What to work on
Below are some records; retype all of them exactly.

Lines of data
* Start *

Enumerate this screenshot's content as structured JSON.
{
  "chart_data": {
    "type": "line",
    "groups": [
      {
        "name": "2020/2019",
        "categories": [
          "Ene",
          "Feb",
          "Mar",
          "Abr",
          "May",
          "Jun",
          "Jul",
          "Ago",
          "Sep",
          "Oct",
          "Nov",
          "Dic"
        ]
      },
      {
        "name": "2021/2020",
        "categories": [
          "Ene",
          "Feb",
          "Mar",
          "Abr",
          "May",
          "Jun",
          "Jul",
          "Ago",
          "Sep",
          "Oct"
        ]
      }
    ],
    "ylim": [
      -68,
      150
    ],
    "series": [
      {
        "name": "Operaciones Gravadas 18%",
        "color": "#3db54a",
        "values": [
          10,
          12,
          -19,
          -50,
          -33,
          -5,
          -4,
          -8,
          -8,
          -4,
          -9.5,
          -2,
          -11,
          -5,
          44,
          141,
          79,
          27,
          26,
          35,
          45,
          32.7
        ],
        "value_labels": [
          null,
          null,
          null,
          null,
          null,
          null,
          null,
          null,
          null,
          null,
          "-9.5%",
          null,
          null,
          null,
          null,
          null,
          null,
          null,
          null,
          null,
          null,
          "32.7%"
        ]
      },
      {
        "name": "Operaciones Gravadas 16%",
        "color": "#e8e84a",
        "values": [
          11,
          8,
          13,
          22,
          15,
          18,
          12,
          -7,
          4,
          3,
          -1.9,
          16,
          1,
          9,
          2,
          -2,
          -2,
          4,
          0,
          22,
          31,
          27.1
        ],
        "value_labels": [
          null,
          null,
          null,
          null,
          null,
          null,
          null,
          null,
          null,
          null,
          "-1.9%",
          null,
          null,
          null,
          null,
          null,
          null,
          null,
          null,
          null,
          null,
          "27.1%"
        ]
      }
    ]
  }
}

* End *

Correct answer
Enumerate this screenshot's content as structured JSON.
{
  "chart_data": {
    "type": "line",
    "groups": [
      {
        "name": "2020/2019",
        "categories": [
          "Ene",
          "Feb",
          "Mar",
          "Abr",
          "May",
          "Jun",
          "Jul",
          "Ago",
          "Sep",
          "Oct",
          "Nov",
          "Dic"
        ]
      },
      {
        "name": "2021/2020",
        "categories": [
          "Ene",
          "Feb",
          "Mar",
          "Abr",
          "May",
          "Jun",
          "Jul",
          "Ago",
          "Sep",
          "Oct"
        ]
      }
    ],
    "ylim": [
      -68,
      150
    ],
    "series": [
      {
        "name": "Operaciones Gravadas 18%",
        "color": "#3db54a",
        "values": [
          10,
          12,
          -19,
          -50,
          -33,
          -5,
          -4,
          -8,
          -8,
          -4,
          -9.5,
          -2,
          -11,
          -5,
          44,
          141,
          79,
          27,
          26,
          35,
          45,
          32.7
        ],
        "value_labels": [
          null,
          null,
          null,
          null,
          null,
          null,
          null,
          null,
          null,
          null,
          "-9.5%",
          null,
          null,
          null,
          null,
          null,
          null,
          null,
          null,
          null,
          null,
          "32.7%"
        ]
      },
      {
        "name": "Operaciones Gravadas 16%",
        "color": "#e8e84a",
        "values": [
          11,
          8,
          13,
          22,
          15,
          18,
          12,
          -7,
          4,
          3,
          -1.9,
          16,
          1,
          9,
          2,
          -2,
          -2,
          4,
          0,
          22,
          31,
          27.1
        ],
        "value_labels": [
          null,
          null,
          null,
          null,
          null,
          null,
          null,
          null,
          null,
          null,
          "-1.9%",
          null,
          null,
          null,
          null,
          null,
          null,
          null,
          null,
          null,
          null,
          "27.1%"
        ]
      }
    ]
  }
}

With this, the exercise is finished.